WRITTEN INSTRUCTION 1:
In the profile of gravel racer Mattia de Marchi, in which town did he crash during Badlands 2021?

SOURCE DOCUMENT:
----
Mattia de Marchi / A dollar in the pocket

In gravel, we all line up together.”

After taking an early race lead, a final non-stop stint of riding saw Mattia de Marchi less than 100 km from the finish line of Badlands 2021. The virtual field of dot watchers globally urging him on to victory then noticed his tracker had stalled—as if Mattia had pulled up and stopped on the side of the road. What later became apparent was a crash in the town of Murtas saw Mattia dusting himself down and continuing without realising he’d lost his tracker. But rather than any sense of despair when it did finally sink in that his progress wasn’t being recorded, the Italian gravel racer calmly shared his location with the race organisers over WhatsApp before pushing on for the win.

“Even after riding for close to 750 km and without any sleep for the final 48 hours, I don’t remember any moments of panic. But I think our heads have a crazy strength and can do things that we can’t even imagine.”

With this combination of mental and physical resilience carrying the day, it helps frame Mattia’s mention of always keeping a dollar in his pocket. A reference to leaving enough in the tank that, whatever the eventuality, he can marshall reserves even when sleep deprived and at the limits of his endurance.

“There’s a difference in events of about 48 hours where the tendency is to start very strong – almost like a Gran Fondo – and then find a pace that allows you to advance. In multi-day races you look for regularity and minimising your stops. You can gain or lose hours each day depending on your strategy for eating and sleeping. But it’s a delicate balance and you don’t always get it right.”

Growing up near the Italian city of Venice, bikes were always a family passion and Mattia fondly remembers visiting the Udine region to the north where he would ride with his cousins. As an energetic 9 year old, the racing handlebars and coloured helmets were what first delighted but it wasn’t long before he recognised the competitor within.

I don’t like to lose and I’m prepared to dig deep if I find someone stronger than me in my way. But I was definitely not born with extraordinary gifts. I’ve worked hard and made sacrifices to be who I am now. And I’m not just talking about being strong on the bike.”

This mental strength was needed when Mattia turned professional but didn’t quite make it to the World Tour—a stage win at the Tour of China proving a highlight and demonstrating an innate talent that has continued to reap rewards since a switch to gravel at the 2020 Atlas Mountain Race.

“That first gravel event proved quite a contrast after racing professionally on the road. There, you have mechanics in the car shadowing the peloton but when I broke my handlebars and cut my thumb in the North African mountains, I had to deal with these issues on my own. Even now, I always carry a tube of superglue when I’m racing to help fix things and seal up any open wounds.”
----
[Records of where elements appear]
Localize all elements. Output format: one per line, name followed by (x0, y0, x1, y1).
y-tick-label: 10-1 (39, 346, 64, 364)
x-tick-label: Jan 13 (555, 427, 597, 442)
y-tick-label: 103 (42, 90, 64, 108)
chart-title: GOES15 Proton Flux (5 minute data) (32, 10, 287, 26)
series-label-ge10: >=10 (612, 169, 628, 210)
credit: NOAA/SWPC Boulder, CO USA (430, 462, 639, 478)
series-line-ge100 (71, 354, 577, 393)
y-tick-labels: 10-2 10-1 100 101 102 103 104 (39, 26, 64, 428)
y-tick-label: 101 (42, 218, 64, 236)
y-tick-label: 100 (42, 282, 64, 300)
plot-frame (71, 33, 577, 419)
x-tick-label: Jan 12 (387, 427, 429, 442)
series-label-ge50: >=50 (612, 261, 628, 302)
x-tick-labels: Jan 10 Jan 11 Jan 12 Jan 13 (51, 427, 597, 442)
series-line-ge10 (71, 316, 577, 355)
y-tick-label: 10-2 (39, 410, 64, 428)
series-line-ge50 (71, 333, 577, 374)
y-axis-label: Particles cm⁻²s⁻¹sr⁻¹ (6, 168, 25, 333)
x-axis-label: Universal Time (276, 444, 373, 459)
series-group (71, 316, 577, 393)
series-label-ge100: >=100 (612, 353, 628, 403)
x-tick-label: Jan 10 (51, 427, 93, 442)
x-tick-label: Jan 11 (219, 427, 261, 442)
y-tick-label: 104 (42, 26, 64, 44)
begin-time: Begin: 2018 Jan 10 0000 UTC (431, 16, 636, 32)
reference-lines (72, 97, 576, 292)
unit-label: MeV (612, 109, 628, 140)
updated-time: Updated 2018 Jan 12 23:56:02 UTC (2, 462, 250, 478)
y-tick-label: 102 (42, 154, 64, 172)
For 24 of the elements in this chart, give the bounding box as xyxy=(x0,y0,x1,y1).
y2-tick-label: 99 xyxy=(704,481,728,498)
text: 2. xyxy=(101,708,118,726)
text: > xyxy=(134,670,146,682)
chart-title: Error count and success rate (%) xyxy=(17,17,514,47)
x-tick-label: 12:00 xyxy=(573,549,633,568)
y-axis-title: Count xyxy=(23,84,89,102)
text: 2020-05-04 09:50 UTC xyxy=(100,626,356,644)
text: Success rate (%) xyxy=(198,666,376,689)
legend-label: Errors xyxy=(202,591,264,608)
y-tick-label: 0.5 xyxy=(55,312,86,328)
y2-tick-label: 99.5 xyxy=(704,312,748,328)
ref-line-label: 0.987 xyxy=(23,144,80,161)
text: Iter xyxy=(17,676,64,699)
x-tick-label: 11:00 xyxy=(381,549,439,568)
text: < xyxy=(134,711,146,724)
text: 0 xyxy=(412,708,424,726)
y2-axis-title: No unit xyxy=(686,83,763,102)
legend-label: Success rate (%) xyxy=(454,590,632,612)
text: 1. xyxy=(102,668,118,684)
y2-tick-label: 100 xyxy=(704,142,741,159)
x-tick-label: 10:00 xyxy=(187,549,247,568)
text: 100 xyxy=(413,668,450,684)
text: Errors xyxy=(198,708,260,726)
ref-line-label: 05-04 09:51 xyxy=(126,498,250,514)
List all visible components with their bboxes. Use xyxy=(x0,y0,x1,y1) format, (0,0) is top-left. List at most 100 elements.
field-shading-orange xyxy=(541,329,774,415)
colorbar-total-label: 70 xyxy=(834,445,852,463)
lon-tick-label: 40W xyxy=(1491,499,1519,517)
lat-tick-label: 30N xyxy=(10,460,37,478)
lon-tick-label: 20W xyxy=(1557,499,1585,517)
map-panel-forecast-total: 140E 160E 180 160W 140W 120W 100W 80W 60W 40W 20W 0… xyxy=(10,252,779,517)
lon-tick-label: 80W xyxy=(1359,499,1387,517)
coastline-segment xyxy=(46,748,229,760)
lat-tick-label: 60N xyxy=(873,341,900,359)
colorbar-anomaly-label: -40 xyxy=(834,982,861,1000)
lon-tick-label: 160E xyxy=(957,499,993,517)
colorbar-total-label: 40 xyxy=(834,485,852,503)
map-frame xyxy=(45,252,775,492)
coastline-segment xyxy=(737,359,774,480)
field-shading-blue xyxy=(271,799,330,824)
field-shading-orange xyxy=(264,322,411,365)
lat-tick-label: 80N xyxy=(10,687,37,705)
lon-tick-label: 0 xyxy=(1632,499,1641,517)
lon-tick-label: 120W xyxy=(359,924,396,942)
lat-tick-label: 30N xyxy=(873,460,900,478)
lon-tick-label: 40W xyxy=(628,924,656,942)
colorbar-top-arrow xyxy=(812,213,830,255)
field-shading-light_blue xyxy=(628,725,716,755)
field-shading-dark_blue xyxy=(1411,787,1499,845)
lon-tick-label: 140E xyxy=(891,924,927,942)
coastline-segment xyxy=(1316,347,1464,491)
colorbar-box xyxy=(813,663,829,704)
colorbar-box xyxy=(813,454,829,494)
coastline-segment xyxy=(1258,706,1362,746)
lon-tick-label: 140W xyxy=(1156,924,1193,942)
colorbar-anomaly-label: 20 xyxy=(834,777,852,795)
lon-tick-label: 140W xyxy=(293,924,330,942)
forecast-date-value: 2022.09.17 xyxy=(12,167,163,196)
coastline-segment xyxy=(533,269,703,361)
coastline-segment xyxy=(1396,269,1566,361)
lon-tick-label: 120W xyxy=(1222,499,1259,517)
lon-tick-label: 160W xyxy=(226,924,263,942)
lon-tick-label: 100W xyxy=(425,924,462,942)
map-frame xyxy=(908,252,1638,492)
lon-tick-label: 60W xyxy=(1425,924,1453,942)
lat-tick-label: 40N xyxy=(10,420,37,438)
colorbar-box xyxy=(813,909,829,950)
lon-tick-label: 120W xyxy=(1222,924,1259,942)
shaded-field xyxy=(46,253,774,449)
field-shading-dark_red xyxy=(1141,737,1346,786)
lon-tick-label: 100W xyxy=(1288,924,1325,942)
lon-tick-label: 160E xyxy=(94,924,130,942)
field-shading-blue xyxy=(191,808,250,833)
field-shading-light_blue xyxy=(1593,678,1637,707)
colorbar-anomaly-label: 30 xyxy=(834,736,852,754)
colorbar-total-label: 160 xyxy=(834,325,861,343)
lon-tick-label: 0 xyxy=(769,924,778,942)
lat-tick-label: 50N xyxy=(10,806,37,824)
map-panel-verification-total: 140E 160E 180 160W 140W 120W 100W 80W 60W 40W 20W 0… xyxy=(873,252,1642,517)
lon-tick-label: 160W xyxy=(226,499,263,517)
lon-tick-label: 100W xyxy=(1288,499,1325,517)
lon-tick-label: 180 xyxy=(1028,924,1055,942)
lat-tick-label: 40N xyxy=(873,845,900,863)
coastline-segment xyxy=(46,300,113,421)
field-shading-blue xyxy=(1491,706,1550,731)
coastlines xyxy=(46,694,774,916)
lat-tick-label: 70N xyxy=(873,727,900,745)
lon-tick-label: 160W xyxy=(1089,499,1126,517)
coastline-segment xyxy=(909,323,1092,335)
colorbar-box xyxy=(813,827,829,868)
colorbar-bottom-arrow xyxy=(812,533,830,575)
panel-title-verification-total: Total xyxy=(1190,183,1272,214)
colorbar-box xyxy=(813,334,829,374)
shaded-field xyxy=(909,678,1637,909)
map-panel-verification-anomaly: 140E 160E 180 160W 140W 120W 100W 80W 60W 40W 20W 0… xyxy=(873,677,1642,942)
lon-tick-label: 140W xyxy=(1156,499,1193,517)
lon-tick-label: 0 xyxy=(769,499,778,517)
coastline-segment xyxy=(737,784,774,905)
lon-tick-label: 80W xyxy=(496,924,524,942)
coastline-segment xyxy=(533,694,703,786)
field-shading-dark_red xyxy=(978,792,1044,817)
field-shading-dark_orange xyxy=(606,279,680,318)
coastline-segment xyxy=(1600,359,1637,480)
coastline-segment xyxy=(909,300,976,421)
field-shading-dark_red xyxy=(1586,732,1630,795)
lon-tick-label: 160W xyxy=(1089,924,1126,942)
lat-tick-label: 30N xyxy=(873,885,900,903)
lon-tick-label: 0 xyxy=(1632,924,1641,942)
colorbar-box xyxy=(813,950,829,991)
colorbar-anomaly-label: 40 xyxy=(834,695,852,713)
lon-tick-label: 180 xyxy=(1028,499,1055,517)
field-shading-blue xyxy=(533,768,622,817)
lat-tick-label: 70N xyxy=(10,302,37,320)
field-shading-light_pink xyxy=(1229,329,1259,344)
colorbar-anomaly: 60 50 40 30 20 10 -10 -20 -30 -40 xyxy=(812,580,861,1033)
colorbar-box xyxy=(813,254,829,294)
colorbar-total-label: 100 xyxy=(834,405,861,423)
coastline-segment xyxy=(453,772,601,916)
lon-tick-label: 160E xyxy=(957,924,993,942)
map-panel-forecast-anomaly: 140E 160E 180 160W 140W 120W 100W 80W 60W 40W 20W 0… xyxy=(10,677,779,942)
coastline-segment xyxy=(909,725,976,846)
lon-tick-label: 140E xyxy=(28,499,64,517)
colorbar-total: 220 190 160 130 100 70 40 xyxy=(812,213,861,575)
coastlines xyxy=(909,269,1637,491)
----
WRITTEN INSTRUCTION 2:
Print the records starting at their first line and ending at the line that contains "y-tick-label: 103 (42, 90, 64, 108)", including both ends.

FULL OUTPUT 1:
Murtas

FULL OUTPUT 2:
Localize all elements. Output format: one per line, name followed by (x0, y0, x1, y1).
y-tick-label: 10-1 (39, 346, 64, 364)
x-tick-label: Jan 13 (555, 427, 597, 442)
y-tick-label: 103 (42, 90, 64, 108)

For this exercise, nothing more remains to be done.